▶ **GOAL**: Every line of the listing must be reproduced as it stands. Leave the images behind.

▶ **ENTRIES SUPPLIED**:
++++++++

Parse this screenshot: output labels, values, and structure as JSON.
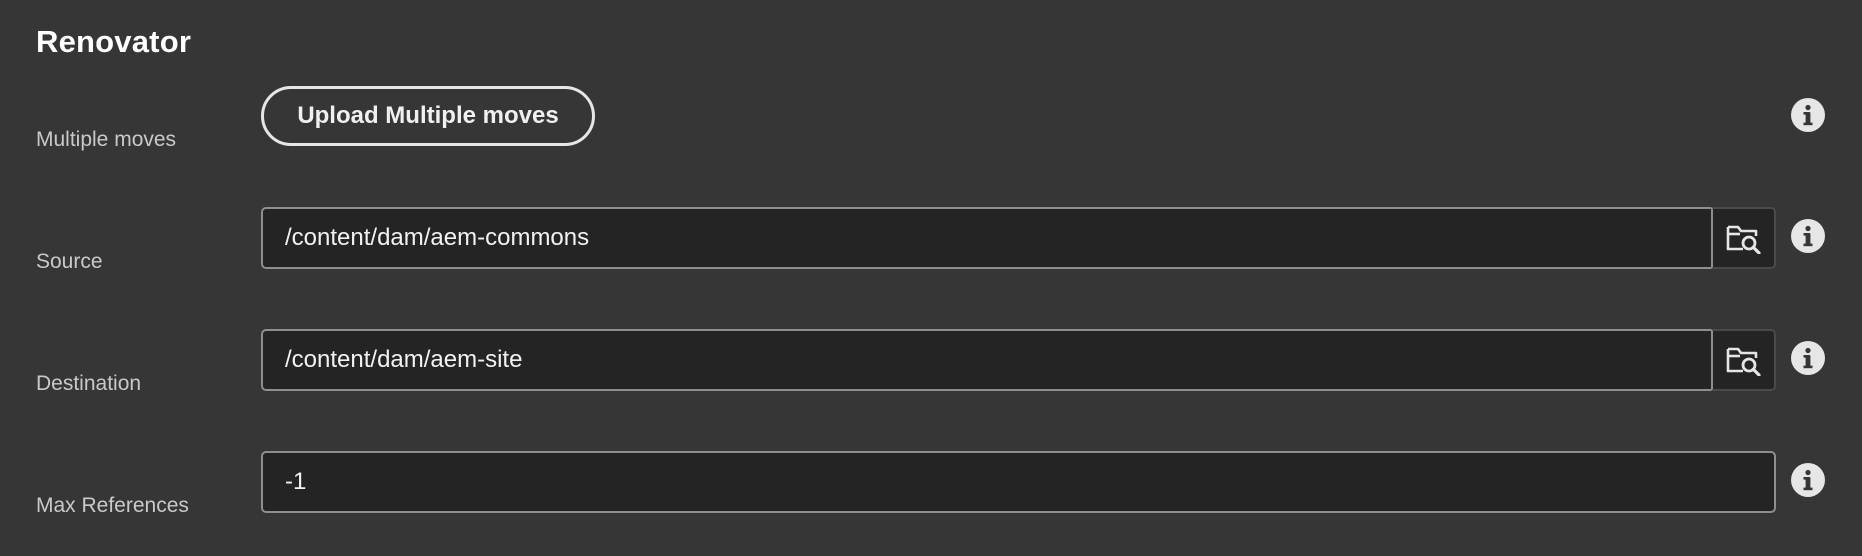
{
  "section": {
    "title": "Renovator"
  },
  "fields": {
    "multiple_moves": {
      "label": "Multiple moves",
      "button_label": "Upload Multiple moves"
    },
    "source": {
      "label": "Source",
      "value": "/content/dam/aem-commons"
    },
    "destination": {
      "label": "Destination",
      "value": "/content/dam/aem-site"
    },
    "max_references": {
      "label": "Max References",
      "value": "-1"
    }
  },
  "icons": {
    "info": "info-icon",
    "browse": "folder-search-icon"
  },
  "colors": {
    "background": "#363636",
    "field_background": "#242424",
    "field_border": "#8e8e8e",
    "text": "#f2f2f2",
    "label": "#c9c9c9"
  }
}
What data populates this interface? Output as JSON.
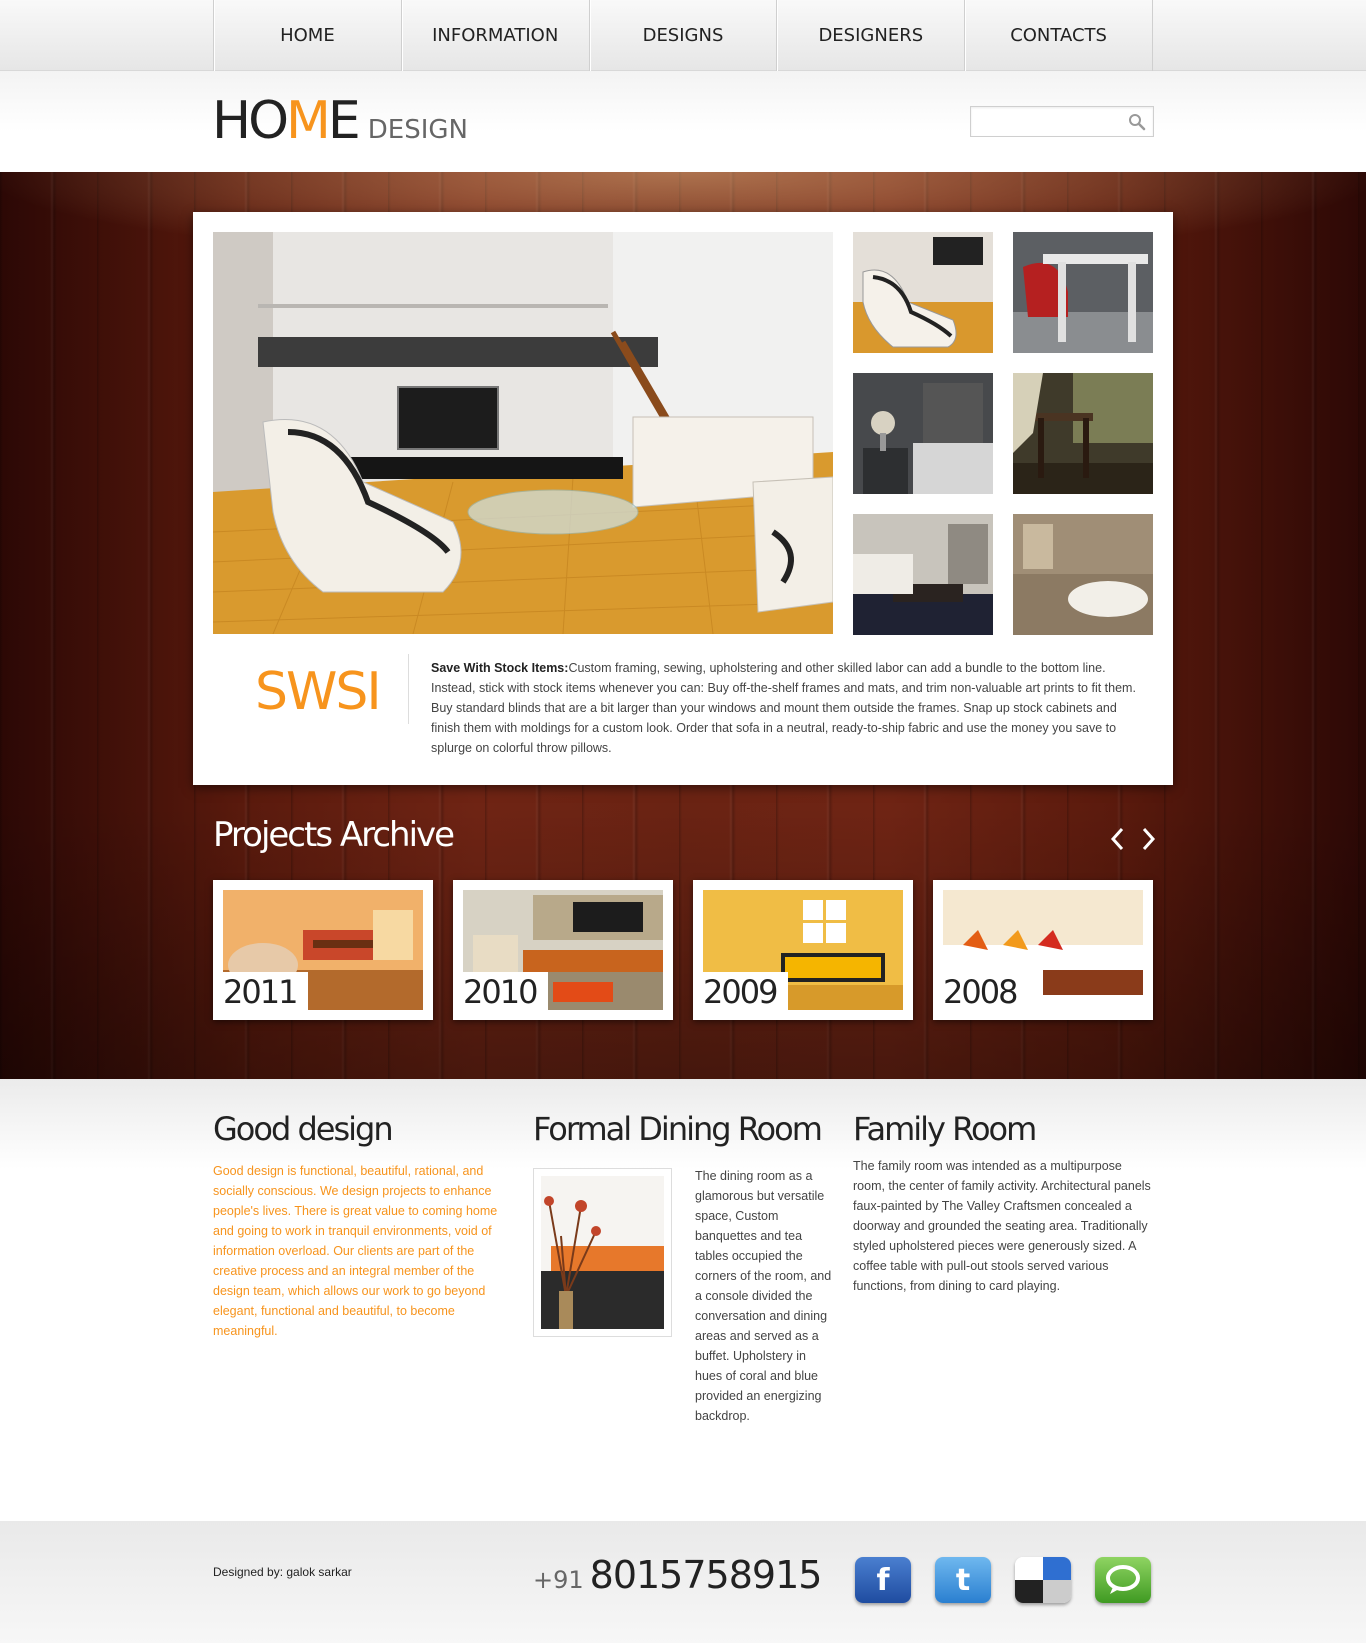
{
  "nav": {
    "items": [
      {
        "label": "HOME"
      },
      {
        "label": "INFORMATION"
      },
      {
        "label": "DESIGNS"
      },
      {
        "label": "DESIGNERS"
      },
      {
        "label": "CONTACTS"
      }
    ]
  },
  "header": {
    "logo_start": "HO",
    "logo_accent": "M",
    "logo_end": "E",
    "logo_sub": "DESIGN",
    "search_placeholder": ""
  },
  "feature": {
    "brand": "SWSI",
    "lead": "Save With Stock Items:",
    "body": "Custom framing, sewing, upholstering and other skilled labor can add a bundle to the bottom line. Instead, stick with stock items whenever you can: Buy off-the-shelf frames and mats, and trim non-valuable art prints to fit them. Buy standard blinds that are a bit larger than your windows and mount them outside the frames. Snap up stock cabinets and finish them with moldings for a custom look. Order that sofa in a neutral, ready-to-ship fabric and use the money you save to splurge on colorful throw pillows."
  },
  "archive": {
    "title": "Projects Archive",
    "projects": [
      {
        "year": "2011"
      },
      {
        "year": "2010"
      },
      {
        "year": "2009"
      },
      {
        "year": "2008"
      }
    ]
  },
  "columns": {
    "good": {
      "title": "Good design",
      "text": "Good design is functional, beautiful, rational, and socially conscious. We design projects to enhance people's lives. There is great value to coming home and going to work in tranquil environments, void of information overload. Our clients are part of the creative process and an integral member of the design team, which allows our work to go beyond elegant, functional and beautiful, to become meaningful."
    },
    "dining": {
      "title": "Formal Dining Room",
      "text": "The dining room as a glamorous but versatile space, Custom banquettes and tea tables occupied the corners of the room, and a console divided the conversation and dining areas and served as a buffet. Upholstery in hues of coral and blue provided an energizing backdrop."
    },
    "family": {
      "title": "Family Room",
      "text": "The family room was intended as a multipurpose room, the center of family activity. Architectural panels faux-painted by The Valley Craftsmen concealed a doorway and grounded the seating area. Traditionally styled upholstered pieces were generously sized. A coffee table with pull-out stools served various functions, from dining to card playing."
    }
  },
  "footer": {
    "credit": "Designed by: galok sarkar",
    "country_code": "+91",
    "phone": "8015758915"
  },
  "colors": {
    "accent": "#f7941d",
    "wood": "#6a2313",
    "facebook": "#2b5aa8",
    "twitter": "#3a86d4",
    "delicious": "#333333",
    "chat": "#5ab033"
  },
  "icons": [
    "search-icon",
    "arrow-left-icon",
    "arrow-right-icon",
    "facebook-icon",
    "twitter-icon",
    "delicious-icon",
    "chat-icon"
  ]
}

++++++++

▶ **ANSWER BELOW**:
Parse this screenshot: output labels, values, and structure as JSON.
{
  "section": {
    "title": "Renovator"
  },
  "fields": {
    "multiple_moves": {
      "label": "Multiple moves",
      "button_label": "Upload Multiple moves"
    },
    "source": {
      "label": "Source",
      "value": "/content/dam/aem-commons"
    },
    "destination": {
      "label": "Destination",
      "value": "/content/dam/aem-site"
    },
    "max_references": {
      "label": "Max References",
      "value": "-1"
    }
  },
  "icons": {
    "info": "info-icon",
    "browse": "folder-search-icon"
  },
  "colors": {
    "background": "#363636",
    "field_background": "#242424",
    "field_border": "#8e8e8e",
    "text": "#f2f2f2",
    "label": "#c9c9c9"
  }
}
What data populates this interface? Output as JSON.
{
  "nav": {
    "items": [
      {
        "label": "HOME"
      },
      {
        "label": "INFORMATION"
      },
      {
        "label": "DESIGNS"
      },
      {
        "label": "DESIGNERS"
      },
      {
        "label": "CONTACTS"
      }
    ]
  },
  "header": {
    "logo_start": "HO",
    "logo_accent": "M",
    "logo_end": "E",
    "logo_sub": "DESIGN",
    "search_placeholder": ""
  },
  "feature": {
    "brand": "SWSI",
    "lead": "Save With Stock Items:",
    "body": "Custom framing, sewing, upholstering and other skilled labor can add a bundle to the bottom line. Instead, stick with stock items whenever you can: Buy off-the-shelf frames and mats, and trim non-valuable art prints to fit them. Buy standard blinds that are a bit larger than your windows and mount them outside the frames. Snap up stock cabinets and finish them with moldings for a custom look. Order that sofa in a neutral, ready-to-ship fabric and use the money you save to splurge on colorful throw pillows."
  },
  "archive": {
    "title": "Projects Archive",
    "projects": [
      {
        "year": "2011"
      },
      {
        "year": "2010"
      },
      {
        "year": "2009"
      },
      {
        "year": "2008"
      }
    ]
  },
  "columns": {
    "good": {
      "title": "Good design",
      "text": "Good design is functional, beautiful, rational, and socially conscious. We design projects to enhance people's lives. There is great value to coming home and going to work in tranquil environments, void of information overload. Our clients are part of the creative process and an integral member of the design team, which allows our work to go beyond elegant, functional and beautiful, to become meaningful."
    },
    "dining": {
      "title": "Formal Dining Room",
      "text": "The dining room as a glamorous but versatile space, Custom banquettes and tea tables occupied the corners of the room, and a console divided the conversation and dining areas and served as a buffet. Upholstery in hues of coral and blue provided an energizing backdrop."
    },
    "family": {
      "title": "Family Room",
      "text": "The family room was intended as a multipurpose room, the center of family activity. Architectural panels faux-painted by The Valley Craftsmen concealed a doorway and grounded the seating area. Traditionally styled upholstered pieces were generously sized. A coffee table with pull-out stools served various functions, from dining to card playing."
    }
  },
  "footer": {
    "credit": "Designed by: galok sarkar",
    "country_code": "+91",
    "phone": "8015758915"
  },
  "colors": {
    "accent": "#f7941d",
    "wood": "#6a2313",
    "facebook": "#2b5aa8",
    "twitter": "#3a86d4",
    "delicious": "#333333",
    "chat": "#5ab033"
  },
  "icons": [
    "search-icon",
    "arrow-left-icon",
    "arrow-right-icon",
    "facebook-icon",
    "twitter-icon",
    "delicious-icon",
    "chat-icon"
  ]
}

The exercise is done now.